**Dataset extract:**
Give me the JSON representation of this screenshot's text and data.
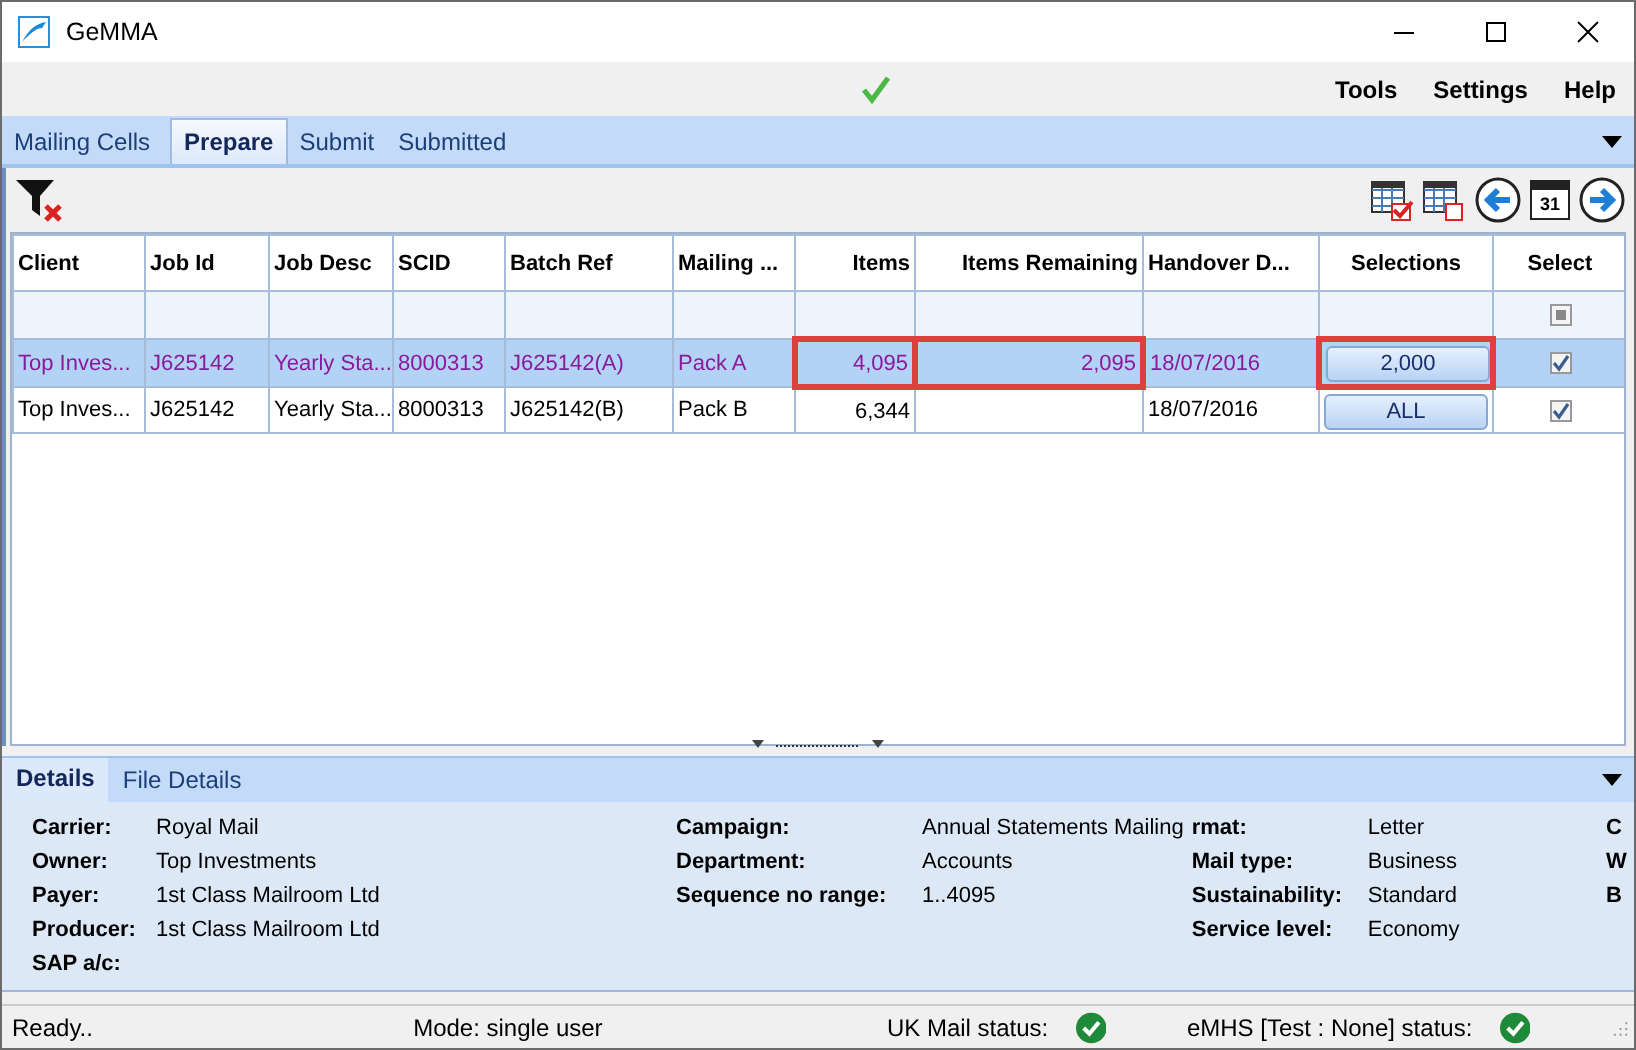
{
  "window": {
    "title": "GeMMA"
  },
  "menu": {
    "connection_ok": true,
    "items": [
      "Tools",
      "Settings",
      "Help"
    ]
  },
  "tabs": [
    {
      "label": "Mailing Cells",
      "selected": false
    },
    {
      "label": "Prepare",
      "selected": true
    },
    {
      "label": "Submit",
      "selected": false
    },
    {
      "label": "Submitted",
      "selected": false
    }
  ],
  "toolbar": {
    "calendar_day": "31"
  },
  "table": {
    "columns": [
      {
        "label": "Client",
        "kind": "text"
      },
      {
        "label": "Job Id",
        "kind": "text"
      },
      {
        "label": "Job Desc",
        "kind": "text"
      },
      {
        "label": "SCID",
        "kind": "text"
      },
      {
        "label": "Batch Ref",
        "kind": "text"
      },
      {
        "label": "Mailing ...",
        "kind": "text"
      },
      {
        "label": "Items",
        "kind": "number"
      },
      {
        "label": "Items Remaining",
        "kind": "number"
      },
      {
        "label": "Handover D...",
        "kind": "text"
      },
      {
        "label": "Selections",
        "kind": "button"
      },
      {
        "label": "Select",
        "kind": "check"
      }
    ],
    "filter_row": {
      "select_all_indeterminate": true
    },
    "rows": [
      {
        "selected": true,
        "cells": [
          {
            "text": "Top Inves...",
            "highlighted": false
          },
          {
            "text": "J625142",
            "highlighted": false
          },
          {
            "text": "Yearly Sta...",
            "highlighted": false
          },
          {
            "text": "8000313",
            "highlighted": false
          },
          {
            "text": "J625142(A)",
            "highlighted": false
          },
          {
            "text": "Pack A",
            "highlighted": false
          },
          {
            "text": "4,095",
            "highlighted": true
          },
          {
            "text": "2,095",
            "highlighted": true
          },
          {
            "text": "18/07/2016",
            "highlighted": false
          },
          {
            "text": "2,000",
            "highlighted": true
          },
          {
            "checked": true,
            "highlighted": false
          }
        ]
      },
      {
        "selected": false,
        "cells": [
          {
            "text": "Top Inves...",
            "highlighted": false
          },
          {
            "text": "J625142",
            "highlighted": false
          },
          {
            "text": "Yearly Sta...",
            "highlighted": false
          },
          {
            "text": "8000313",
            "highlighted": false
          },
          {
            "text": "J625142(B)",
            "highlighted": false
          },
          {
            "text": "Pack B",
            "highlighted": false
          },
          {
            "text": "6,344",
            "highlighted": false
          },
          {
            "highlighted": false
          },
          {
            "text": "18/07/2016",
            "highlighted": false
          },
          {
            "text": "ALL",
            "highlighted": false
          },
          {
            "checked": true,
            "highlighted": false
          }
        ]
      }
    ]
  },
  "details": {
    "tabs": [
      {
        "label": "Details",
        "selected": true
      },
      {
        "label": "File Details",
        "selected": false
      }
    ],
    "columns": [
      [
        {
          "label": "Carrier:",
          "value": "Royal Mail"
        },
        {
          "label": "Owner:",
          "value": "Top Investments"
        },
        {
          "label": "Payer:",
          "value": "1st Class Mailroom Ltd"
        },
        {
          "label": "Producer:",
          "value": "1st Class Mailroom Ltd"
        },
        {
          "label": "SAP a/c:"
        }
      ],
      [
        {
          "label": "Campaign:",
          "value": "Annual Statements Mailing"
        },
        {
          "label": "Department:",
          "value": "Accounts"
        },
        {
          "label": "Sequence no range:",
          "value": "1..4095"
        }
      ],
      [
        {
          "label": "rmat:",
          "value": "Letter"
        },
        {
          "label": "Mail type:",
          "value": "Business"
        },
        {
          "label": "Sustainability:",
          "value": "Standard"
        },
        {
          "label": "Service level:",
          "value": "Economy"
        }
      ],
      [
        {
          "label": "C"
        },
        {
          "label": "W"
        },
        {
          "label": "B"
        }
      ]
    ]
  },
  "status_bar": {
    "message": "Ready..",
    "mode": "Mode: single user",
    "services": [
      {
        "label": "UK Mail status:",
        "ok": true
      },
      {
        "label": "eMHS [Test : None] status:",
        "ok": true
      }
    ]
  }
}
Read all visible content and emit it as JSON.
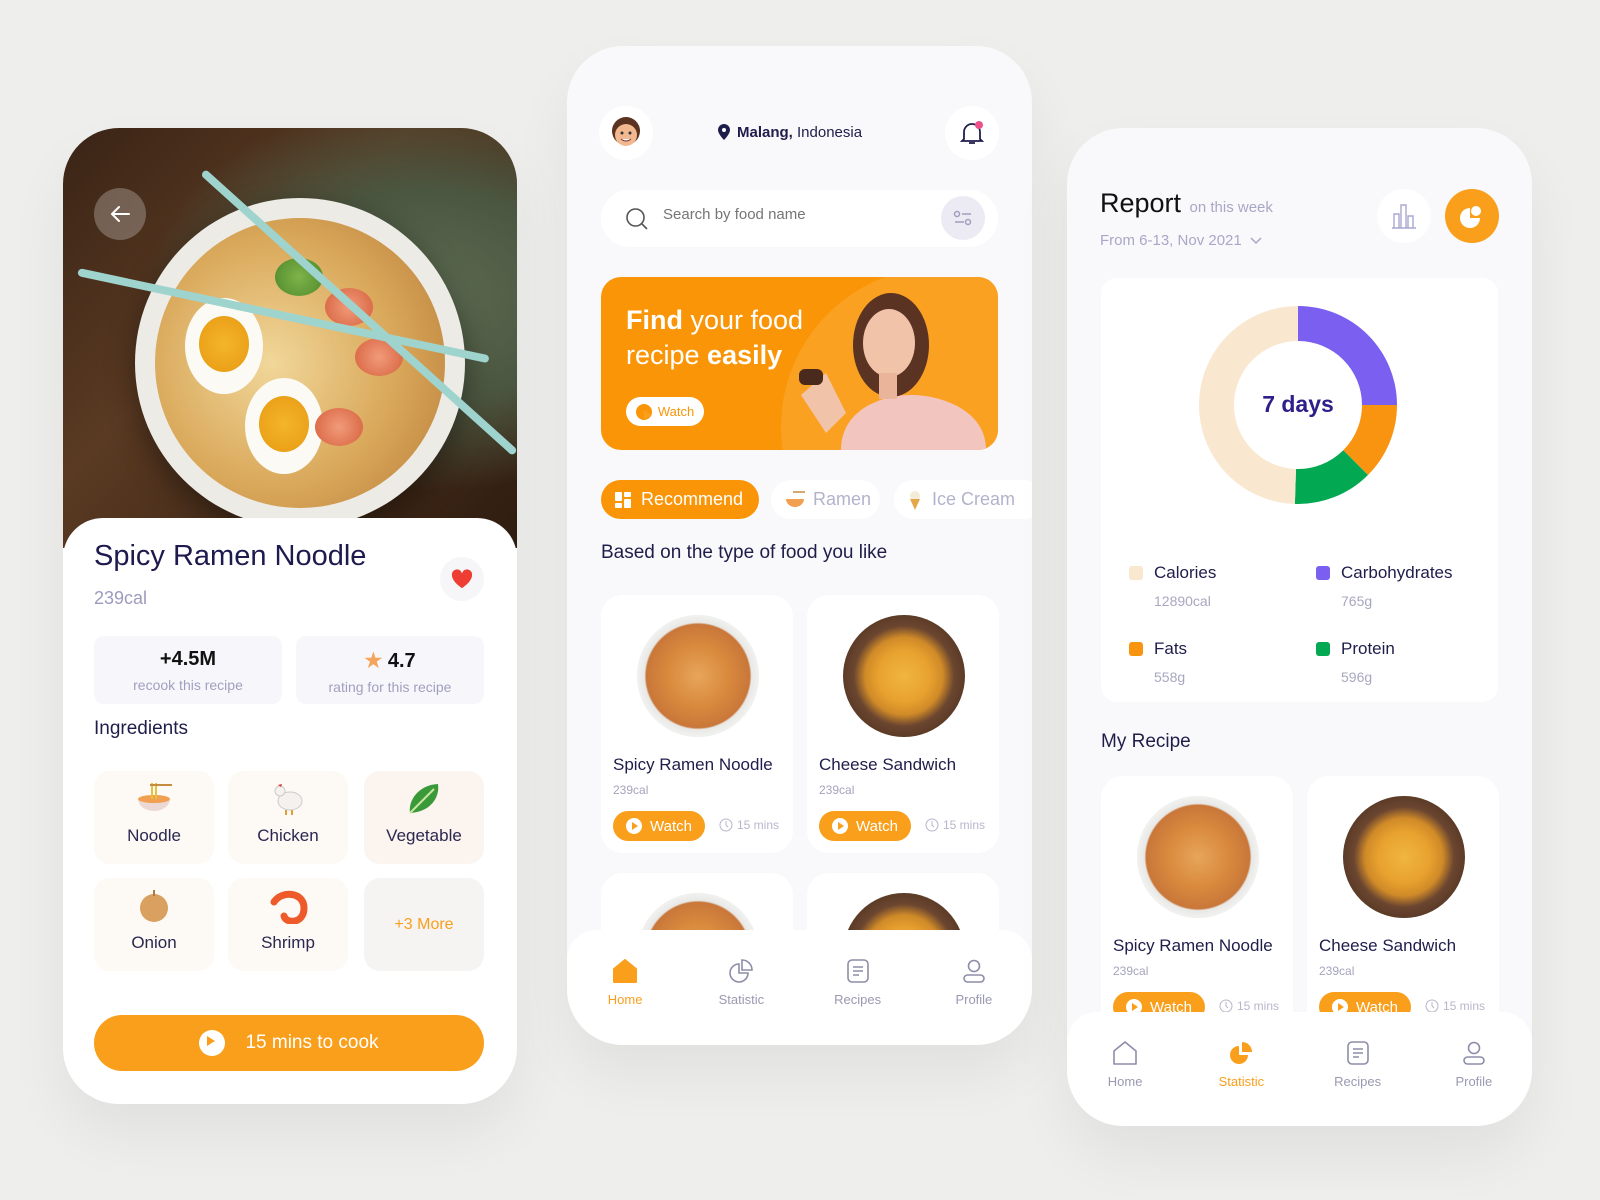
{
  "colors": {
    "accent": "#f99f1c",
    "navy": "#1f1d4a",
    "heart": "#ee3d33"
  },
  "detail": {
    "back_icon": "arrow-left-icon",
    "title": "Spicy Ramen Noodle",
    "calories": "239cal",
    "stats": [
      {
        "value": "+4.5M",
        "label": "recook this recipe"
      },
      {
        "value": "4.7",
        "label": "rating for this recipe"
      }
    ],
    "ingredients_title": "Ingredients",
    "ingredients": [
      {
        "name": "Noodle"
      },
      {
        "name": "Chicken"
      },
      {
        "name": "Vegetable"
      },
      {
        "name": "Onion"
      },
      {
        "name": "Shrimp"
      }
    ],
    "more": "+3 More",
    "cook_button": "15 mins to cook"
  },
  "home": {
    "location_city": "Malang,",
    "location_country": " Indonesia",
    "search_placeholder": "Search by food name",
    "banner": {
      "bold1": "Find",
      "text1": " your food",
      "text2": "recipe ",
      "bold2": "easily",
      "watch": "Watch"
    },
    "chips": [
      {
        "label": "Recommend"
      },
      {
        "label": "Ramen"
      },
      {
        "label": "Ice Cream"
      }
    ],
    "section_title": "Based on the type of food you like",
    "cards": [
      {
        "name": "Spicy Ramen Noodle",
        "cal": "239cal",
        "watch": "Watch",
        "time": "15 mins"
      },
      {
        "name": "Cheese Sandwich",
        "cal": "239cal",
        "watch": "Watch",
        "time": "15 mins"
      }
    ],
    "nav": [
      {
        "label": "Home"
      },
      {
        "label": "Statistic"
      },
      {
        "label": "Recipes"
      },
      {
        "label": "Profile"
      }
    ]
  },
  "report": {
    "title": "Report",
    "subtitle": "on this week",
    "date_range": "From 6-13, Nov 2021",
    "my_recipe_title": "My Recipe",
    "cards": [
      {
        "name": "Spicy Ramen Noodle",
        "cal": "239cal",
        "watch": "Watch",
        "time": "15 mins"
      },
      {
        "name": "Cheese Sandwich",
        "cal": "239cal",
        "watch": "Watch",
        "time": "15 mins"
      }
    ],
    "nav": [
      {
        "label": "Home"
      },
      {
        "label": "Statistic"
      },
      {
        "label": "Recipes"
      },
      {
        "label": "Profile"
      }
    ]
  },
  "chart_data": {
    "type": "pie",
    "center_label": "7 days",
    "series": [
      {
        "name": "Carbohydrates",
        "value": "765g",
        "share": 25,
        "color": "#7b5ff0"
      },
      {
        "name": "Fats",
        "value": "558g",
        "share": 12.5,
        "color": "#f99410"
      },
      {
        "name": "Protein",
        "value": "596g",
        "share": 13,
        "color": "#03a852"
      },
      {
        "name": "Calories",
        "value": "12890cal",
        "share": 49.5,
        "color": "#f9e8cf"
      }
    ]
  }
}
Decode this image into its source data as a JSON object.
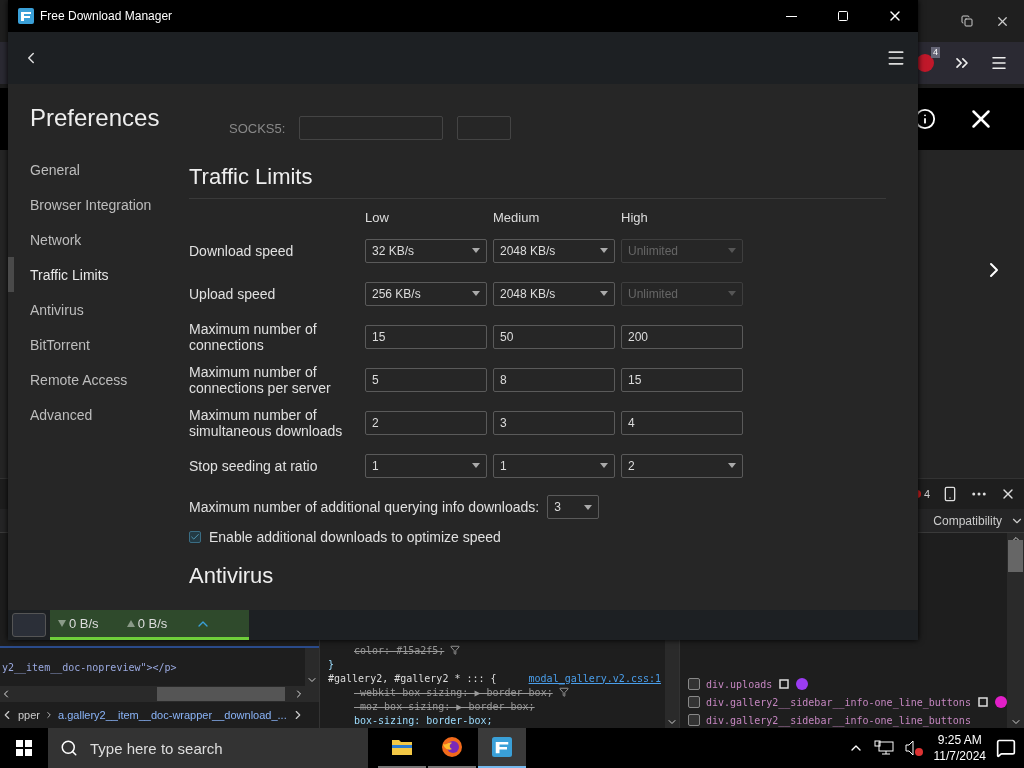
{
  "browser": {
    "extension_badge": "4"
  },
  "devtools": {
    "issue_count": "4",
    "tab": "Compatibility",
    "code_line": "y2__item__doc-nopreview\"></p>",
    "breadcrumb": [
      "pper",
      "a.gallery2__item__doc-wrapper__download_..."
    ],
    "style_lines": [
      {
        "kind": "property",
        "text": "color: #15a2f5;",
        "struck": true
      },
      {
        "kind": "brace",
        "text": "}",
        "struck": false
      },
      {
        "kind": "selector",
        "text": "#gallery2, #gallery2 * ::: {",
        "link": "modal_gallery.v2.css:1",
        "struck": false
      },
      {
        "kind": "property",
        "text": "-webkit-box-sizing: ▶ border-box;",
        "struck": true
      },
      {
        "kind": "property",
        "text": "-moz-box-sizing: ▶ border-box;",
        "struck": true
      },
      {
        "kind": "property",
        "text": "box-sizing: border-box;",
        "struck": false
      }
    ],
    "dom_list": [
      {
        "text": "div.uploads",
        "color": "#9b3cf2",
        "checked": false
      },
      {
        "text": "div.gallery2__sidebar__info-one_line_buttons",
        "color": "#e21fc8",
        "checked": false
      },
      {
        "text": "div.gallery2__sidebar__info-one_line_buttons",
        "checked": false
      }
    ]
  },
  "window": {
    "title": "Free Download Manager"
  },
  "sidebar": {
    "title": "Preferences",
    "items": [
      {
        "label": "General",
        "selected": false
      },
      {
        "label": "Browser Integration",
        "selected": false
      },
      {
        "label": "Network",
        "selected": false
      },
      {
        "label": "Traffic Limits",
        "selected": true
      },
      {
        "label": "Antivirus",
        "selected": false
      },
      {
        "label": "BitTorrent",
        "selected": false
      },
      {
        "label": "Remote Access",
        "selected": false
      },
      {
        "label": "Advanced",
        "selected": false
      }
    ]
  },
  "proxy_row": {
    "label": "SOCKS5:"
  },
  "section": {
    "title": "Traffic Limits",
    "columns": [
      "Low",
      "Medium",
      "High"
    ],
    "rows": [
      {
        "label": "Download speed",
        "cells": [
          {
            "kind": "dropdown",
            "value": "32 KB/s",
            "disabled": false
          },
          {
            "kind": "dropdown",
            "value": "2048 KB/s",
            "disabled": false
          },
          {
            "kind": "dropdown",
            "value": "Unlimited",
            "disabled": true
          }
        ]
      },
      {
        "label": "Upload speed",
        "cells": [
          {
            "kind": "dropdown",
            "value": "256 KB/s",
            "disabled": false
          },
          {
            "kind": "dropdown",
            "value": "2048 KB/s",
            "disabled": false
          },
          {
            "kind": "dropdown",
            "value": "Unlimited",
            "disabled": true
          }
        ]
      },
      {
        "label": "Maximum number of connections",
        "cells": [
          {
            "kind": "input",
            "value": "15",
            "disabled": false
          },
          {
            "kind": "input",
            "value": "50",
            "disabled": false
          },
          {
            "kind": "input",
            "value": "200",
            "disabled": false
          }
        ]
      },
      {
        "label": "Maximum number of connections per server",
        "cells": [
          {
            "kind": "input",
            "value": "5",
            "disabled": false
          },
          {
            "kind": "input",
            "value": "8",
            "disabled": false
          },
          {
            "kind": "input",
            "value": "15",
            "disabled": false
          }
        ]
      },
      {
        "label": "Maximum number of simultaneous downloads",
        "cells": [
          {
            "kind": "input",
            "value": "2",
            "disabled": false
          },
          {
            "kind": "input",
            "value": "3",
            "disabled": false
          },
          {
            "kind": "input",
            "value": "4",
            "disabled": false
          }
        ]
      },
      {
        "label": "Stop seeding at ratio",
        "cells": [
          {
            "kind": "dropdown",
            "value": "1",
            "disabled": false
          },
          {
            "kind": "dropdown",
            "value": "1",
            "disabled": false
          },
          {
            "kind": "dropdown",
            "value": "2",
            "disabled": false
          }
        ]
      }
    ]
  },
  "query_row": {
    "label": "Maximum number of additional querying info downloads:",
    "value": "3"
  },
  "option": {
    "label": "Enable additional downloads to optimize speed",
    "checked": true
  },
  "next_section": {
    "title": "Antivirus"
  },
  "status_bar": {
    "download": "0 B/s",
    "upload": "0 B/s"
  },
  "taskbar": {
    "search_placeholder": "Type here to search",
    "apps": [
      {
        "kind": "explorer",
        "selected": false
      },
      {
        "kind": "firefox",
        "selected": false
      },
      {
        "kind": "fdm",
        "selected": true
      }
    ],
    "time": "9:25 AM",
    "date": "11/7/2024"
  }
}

**Task statement:** Your answer must consist of every line in the listing that contains "Ramen".

**Exercise answer:**
    "title": "Spicy Ramen Noodle",
        "label": "Ramen"
        "name": "Spicy Ramen Noodle",
        "name": "Spicy Ramen Noodle",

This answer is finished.